-- START OF INPUT ROWS --

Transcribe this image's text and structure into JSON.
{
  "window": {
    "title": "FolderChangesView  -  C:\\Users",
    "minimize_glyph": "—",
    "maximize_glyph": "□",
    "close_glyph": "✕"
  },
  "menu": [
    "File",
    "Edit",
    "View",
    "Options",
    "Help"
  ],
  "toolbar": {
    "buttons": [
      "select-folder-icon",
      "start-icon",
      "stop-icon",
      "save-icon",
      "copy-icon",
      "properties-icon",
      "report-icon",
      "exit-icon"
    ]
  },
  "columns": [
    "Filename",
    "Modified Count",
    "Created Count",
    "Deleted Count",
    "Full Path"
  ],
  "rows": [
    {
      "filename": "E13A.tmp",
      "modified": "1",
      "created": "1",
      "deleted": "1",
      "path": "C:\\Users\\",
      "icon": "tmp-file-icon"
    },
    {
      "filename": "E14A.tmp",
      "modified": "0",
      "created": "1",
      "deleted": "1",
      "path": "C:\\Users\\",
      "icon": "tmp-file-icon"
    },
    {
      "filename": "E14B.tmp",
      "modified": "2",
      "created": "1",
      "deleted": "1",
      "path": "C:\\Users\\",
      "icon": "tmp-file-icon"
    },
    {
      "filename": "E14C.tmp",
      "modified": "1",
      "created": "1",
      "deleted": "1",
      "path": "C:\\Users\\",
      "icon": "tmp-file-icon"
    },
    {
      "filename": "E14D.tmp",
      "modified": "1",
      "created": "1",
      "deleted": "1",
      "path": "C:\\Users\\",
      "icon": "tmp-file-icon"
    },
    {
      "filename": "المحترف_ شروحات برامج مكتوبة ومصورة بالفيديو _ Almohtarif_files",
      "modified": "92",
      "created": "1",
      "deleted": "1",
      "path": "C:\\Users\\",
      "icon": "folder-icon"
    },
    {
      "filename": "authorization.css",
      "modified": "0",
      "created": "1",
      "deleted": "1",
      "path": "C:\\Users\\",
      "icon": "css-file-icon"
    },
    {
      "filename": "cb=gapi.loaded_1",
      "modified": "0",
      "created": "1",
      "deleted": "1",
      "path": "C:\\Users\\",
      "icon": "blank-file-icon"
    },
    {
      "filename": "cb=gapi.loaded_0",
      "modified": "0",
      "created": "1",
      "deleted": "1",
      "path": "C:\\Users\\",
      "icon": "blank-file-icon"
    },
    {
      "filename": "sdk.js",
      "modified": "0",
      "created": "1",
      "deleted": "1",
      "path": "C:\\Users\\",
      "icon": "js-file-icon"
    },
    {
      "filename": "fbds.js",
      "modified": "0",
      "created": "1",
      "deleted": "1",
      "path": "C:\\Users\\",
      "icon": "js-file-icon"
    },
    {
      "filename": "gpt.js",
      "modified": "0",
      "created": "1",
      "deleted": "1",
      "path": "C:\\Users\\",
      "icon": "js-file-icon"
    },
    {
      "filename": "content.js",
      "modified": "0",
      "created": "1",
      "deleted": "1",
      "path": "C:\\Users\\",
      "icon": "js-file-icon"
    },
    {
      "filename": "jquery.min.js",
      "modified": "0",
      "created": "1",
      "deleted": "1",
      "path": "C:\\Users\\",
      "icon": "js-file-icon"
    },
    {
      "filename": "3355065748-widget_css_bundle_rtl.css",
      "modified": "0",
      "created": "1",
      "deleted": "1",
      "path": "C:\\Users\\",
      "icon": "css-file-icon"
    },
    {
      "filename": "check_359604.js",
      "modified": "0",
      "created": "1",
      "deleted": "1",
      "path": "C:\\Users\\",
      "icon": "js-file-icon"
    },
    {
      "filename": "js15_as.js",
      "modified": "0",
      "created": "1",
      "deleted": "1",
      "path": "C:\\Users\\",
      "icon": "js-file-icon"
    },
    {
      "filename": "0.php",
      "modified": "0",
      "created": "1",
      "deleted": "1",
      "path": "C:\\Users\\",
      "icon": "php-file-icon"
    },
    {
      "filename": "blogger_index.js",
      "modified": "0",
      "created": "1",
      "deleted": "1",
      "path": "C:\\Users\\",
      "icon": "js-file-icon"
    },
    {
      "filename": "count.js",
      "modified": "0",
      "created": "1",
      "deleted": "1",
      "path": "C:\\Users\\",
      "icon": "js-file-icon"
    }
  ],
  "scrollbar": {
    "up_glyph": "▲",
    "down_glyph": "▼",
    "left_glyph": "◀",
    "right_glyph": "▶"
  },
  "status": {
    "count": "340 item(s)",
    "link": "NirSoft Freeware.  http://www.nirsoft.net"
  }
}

-- END OF INPUT ROWS --

▶ _EXERCISE GOAL_: Word for word, write out the data.

▶ _FULL SOLUTION_:
Transcribe this image's text and structure into JSON.
{
  "window": {
    "title": "FolderChangesView  -  C:\\Users",
    "minimize_glyph": "—",
    "maximize_glyph": "□",
    "close_glyph": "✕"
  },
  "menu": [
    "File",
    "Edit",
    "View",
    "Options",
    "Help"
  ],
  "toolbar": {
    "buttons": [
      "select-folder-icon",
      "start-icon",
      "stop-icon",
      "save-icon",
      "copy-icon",
      "properties-icon",
      "report-icon",
      "exit-icon"
    ]
  },
  "columns": [
    "Filename",
    "Modified Count",
    "Created Count",
    "Deleted Count",
    "Full Path"
  ],
  "rows": [
    {
      "filename": "E13A.tmp",
      "modified": "1",
      "created": "1",
      "deleted": "1",
      "path": "C:\\Users\\",
      "icon": "tmp-file-icon"
    },
    {
      "filename": "E14A.tmp",
      "modified": "0",
      "created": "1",
      "deleted": "1",
      "path": "C:\\Users\\",
      "icon": "tmp-file-icon"
    },
    {
      "filename": "E14B.tmp",
      "modified": "2",
      "created": "1",
      "deleted": "1",
      "path": "C:\\Users\\",
      "icon": "tmp-file-icon"
    },
    {
      "filename": "E14C.tmp",
      "modified": "1",
      "created": "1",
      "deleted": "1",
      "path": "C:\\Users\\",
      "icon": "tmp-file-icon"
    },
    {
      "filename": "E14D.tmp",
      "modified": "1",
      "created": "1",
      "deleted": "1",
      "path": "C:\\Users\\",
      "icon": "tmp-file-icon"
    },
    {
      "filename": "المحترف_ شروحات برامج مكتوبة ومصورة بالفيديو _ Almohtarif_files",
      "modified": "92",
      "created": "1",
      "deleted": "1",
      "path": "C:\\Users\\",
      "icon": "folder-icon"
    },
    {
      "filename": "authorization.css",
      "modified": "0",
      "created": "1",
      "deleted": "1",
      "path": "C:\\Users\\",
      "icon": "css-file-icon"
    },
    {
      "filename": "cb=gapi.loaded_1",
      "modified": "0",
      "created": "1",
      "deleted": "1",
      "path": "C:\\Users\\",
      "icon": "blank-file-icon"
    },
    {
      "filename": "cb=gapi.loaded_0",
      "modified": "0",
      "created": "1",
      "deleted": "1",
      "path": "C:\\Users\\",
      "icon": "blank-file-icon"
    },
    {
      "filename": "sdk.js",
      "modified": "0",
      "created": "1",
      "deleted": "1",
      "path": "C:\\Users\\",
      "icon": "js-file-icon"
    },
    {
      "filename": "fbds.js",
      "modified": "0",
      "created": "1",
      "deleted": "1",
      "path": "C:\\Users\\",
      "icon": "js-file-icon"
    },
    {
      "filename": "gpt.js",
      "modified": "0",
      "created": "1",
      "deleted": "1",
      "path": "C:\\Users\\",
      "icon": "js-file-icon"
    },
    {
      "filename": "content.js",
      "modified": "0",
      "created": "1",
      "deleted": "1",
      "path": "C:\\Users\\",
      "icon": "js-file-icon"
    },
    {
      "filename": "jquery.min.js",
      "modified": "0",
      "created": "1",
      "deleted": "1",
      "path": "C:\\Users\\",
      "icon": "js-file-icon"
    },
    {
      "filename": "3355065748-widget_css_bundle_rtl.css",
      "modified": "0",
      "created": "1",
      "deleted": "1",
      "path": "C:\\Users\\",
      "icon": "css-file-icon"
    },
    {
      "filename": "check_359604.js",
      "modified": "0",
      "created": "1",
      "deleted": "1",
      "path": "C:\\Users\\",
      "icon": "js-file-icon"
    },
    {
      "filename": "js15_as.js",
      "modified": "0",
      "created": "1",
      "deleted": "1",
      "path": "C:\\Users\\",
      "icon": "js-file-icon"
    },
    {
      "filename": "0.php",
      "modified": "0",
      "created": "1",
      "deleted": "1",
      "path": "C:\\Users\\",
      "icon": "php-file-icon"
    },
    {
      "filename": "blogger_index.js",
      "modified": "0",
      "created": "1",
      "deleted": "1",
      "path": "C:\\Users\\",
      "icon": "js-file-icon"
    },
    {
      "filename": "count.js",
      "modified": "0",
      "created": "1",
      "deleted": "1",
      "path": "C:\\Users\\",
      "icon": "js-file-icon"
    }
  ],
  "scrollbar": {
    "up_glyph": "▲",
    "down_glyph": "▼",
    "left_glyph": "◀",
    "right_glyph": "▶"
  },
  "status": {
    "count": "340 item(s)",
    "link": "NirSoft Freeware.  http://www.nirsoft.net"
  }
}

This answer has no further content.